[Records from a dataset]
==========
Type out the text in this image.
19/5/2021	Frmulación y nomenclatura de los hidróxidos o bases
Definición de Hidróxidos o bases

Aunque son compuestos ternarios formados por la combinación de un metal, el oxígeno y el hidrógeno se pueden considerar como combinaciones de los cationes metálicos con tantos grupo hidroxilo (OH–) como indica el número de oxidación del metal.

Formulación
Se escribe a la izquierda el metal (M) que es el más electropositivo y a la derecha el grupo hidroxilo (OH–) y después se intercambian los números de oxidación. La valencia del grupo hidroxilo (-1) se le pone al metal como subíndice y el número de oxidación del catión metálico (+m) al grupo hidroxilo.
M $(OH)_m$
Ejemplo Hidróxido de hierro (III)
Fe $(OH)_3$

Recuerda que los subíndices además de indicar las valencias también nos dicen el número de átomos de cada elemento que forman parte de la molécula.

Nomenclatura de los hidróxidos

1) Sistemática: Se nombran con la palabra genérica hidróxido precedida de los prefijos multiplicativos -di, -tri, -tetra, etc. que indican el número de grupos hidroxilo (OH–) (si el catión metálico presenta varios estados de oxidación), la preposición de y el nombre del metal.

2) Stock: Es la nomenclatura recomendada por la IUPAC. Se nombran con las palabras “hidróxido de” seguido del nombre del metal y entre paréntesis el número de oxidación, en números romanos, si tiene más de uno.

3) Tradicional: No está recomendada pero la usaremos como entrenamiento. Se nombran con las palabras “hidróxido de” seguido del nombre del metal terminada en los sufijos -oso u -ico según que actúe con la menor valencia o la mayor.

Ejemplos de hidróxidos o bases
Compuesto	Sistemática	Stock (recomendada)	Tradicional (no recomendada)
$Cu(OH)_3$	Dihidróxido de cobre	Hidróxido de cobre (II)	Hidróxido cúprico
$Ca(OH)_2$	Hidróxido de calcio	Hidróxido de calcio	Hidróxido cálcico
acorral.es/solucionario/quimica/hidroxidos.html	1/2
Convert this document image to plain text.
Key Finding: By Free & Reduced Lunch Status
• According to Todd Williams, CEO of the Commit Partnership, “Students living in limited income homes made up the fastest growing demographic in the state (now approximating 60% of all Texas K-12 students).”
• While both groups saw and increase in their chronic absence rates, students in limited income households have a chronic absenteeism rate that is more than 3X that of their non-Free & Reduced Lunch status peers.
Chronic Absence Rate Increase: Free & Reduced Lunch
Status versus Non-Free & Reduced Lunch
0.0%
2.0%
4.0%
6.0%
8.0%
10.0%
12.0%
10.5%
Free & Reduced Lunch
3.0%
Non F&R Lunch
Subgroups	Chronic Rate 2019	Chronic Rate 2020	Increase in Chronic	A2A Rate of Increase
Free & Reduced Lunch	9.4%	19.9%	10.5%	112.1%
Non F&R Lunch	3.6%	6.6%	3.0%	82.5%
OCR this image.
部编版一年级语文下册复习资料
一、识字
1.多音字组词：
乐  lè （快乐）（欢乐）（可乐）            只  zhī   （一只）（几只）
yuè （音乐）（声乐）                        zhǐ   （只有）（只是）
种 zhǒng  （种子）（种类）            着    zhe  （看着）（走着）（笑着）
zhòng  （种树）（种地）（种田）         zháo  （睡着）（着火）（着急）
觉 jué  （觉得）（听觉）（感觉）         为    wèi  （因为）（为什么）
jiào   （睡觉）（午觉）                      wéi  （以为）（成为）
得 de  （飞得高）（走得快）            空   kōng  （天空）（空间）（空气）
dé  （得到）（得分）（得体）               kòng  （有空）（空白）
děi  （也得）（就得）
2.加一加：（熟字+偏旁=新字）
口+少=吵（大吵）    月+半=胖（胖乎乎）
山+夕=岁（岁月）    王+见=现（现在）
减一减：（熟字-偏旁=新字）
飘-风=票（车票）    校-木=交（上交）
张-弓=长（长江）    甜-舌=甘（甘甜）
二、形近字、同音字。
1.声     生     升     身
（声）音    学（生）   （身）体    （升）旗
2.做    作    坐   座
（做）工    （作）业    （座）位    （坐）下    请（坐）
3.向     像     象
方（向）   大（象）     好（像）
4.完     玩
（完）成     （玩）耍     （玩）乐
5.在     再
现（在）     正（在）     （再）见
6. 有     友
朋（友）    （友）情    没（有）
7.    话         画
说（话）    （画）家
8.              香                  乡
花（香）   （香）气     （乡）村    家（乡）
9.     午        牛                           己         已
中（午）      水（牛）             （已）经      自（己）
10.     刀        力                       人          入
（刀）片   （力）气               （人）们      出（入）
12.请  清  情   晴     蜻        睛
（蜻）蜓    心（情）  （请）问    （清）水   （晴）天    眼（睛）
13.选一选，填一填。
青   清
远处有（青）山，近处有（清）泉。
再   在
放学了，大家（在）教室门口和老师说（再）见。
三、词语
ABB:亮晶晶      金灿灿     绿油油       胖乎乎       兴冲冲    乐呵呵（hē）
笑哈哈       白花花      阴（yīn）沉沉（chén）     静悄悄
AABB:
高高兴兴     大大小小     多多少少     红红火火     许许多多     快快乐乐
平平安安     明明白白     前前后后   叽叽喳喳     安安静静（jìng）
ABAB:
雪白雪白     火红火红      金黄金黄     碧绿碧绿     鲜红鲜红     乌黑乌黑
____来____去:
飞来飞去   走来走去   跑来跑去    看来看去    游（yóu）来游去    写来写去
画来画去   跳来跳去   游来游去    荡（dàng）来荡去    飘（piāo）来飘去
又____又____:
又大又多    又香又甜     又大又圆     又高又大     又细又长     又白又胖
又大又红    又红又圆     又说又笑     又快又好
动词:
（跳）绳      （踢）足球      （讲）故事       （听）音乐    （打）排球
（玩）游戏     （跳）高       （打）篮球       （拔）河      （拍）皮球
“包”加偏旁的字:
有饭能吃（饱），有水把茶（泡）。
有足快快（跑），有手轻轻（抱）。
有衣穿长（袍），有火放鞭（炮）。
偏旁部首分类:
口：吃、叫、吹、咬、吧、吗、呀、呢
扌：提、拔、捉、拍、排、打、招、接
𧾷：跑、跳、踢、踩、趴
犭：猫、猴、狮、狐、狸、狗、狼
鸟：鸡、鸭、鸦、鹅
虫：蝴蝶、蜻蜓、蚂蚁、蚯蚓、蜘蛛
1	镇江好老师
==========
* _SHORT EXERCISE_
Write out the full listing, keeping every line exactly as it is.

* _THE RESPONSE_
Type out the text in this image.
19/5/2021	Frmulación y nomenclatura de los hidróxidos o bases
Definición de Hidróxidos o bases

Aunque son compuestos ternarios formados por la combinación de un metal, el oxígeno y el hidrógeno se pueden considerar como combinaciones de los cationes metálicos con tantos grupo hidroxilo (OH–) como indica el número de oxidación del metal.

Formulación
Se escribe a la izquierda el metal (M) que es el más electropositivo y a la derecha el grupo hidroxilo (OH–) y después se intercambian los números de oxidación. La valencia del grupo hidroxilo (-1) se le pone al metal como subíndice y el número de oxidación del catión metálico (+m) al grupo hidroxilo.
M $(OH)_m$
Ejemplo Hidróxido de hierro (III)
Fe $(OH)_3$

Recuerda que los subíndices además de indicar las valencias también nos dicen el número de átomos de cada elemento que forman parte de la molécula.

Nomenclatura de los hidróxidos

1) Sistemática: Se nombran con la palabra genérica hidróxido precedida de los prefijos multiplicativos -di, -tri, -tetra, etc. que indican el número de grupos hidroxilo (OH–) (si el catión metálico presenta varios estados de oxidación), la preposición de y el nombre del metal.

2) Stock: Es la nomenclatura recomendada por la IUPAC. Se nombran con las palabras “hidróxido de” seguido del nombre del metal y entre paréntesis el número de oxidación, en números romanos, si tiene más de uno.

3) Tradicional: No está recomendada pero la usaremos como entrenamiento. Se nombran con las palabras “hidróxido de” seguido del nombre del metal terminada en los sufijos -oso u -ico según que actúe con la menor valencia o la mayor.

Ejemplos de hidróxidos o bases
Compuesto	Sistemática	Stock (recomendada)	Tradicional (no recomendada)
$Cu(OH)_3$	Dihidróxido de cobre	Hidróxido de cobre (II)	Hidróxido cúprico
$Ca(OH)_2$	Hidróxido de calcio	Hidróxido de calcio	Hidróxido cálcico
acorral.es/solucionario/quimica/hidroxidos.html	1/2
Convert this document image to plain text.
Key Finding: By Free & Reduced Lunch Status
• According to Todd Williams, CEO of the Commit Partnership, “Students living in limited income homes made up the fastest growing demographic in the state (now approximating 60% of all Texas K-12 students).”
• While both groups saw and increase in their chronic absence rates, students in limited income households have a chronic absenteeism rate that is more than 3X that of their non-Free & Reduced Lunch status peers.
Chronic Absence Rate Increase: Free & Reduced Lunch
Status versus Non-Free & Reduced Lunch
0.0%
2.0%
4.0%
6.0%
8.0%
10.0%
12.0%
10.5%
Free & Reduced Lunch
3.0%
Non F&R Lunch
Subgroups	Chronic Rate 2019	Chronic Rate 2020	Increase in Chronic	A2A Rate of Increase
Free & Reduced Lunch	9.4%	19.9%	10.5%	112.1%
Non F&R Lunch	3.6%	6.6%	3.0%	82.5%
OCR this image.
部编版一年级语文下册复习资料
一、识字
1.多音字组词：
乐  lè （快乐）（欢乐）（可乐）            只  zhī   （一只）（几只）
yuè （音乐）（声乐）                        zhǐ   （只有）（只是）
种 zhǒng  （种子）（种类）            着    zhe  （看着）（走着）（笑着）
zhòng  （种树）（种地）（种田）         zháo  （睡着）（着火）（着急）
觉 jué  （觉得）（听觉）（感觉）         为    wèi  （因为）（为什么）
jiào   （睡觉）（午觉）                      wéi  （以为）（成为）
得 de  （飞得高）（走得快）            空   kōng  （天空）（空间）（空气）
dé  （得到）（得分）（得体）               kòng  （有空）（空白）
děi  （也得）（就得）
2.加一加：（熟字+偏旁=新字）
口+少=吵（大吵）    月+半=胖（胖乎乎）
山+夕=岁（岁月）    王+见=现（现在）
减一减：（熟字-偏旁=新字）
飘-风=票（车票）    校-木=交（上交）
张-弓=长（长江）    甜-舌=甘（甘甜）
二、形近字、同音字。
1.声     生     升     身
（声）音    学（生）   （身）体    （升）旗
2.做    作    坐   座
（做）工    （作）业    （座）位    （坐）下    请（坐）
3.向     像     象
方（向）   大（象）     好（像）
4.完     玩
（完）成     （玩）耍     （玩）乐
5.在     再
现（在）     正（在）     （再）见
6. 有     友
朋（友）    （友）情    没（有）
7.    话         画
说（话）    （画）家
8.              香                  乡
花（香）   （香）气     （乡）村    家（乡）
9.     午        牛                           己         已
中（午）      水（牛）             （已）经      自（己）
10.     刀        力                       人          入
（刀）片   （力）气               （人）们      出（入）
12.请  清  情   晴     蜻        睛
（蜻）蜓    心（情）  （请）问    （清）水   （晴）天    眼（睛）
13.选一选，填一填。
青   清
远处有（青）山，近处有（清）泉。
再   在
放学了，大家（在）教室门口和老师说（再）见。
三、词语
ABB:亮晶晶      金灿灿     绿油油       胖乎乎       兴冲冲    乐呵呵（hē）
笑哈哈       白花花      阴（yīn）沉沉（chén）     静悄悄
AABB:
高高兴兴     大大小小     多多少少     红红火火     许许多多     快快乐乐
平平安安     明明白白     前前后后   叽叽喳喳     安安静静（jìng）
ABAB:
雪白雪白     火红火红      金黄金黄     碧绿碧绿     鲜红鲜红     乌黑乌黑
____来____去:
飞来飞去   走来走去   跑来跑去    看来看去    游（yóu）来游去    写来写去
画来画去   跳来跳去   游来游去    荡（dàng）来荡去    飘（piāo）来飘去
又____又____:
又大又多    又香又甜     又大又圆     又高又大     又细又长     又白又胖
又大又红    又红又圆     又说又笑     又快又好
动词:
（跳）绳      （踢）足球      （讲）故事       （听）音乐    （打）排球
（玩）游戏     （跳）高       （打）篮球       （拔）河      （拍）皮球
“包”加偏旁的字:
有饭能吃（饱），有水把茶（泡）。
有足快快（跑），有手轻轻（抱）。
有衣穿长（袍），有火放鞭（炮）。
偏旁部首分类:
口：吃、叫、吹、咬、吧、吗、呀、呢
扌：提、拔、捉、拍、排、打、招、接
𧾷：跑、跳、踢、踩、趴
犭：猫、猴、狮、狐、狸、狗、狼
鸟：鸡、鸭、鸦、鹅
虫：蝴蝶、蜻蜓、蚂蚁、蚯蚓、蜘蛛
1	镇江好老师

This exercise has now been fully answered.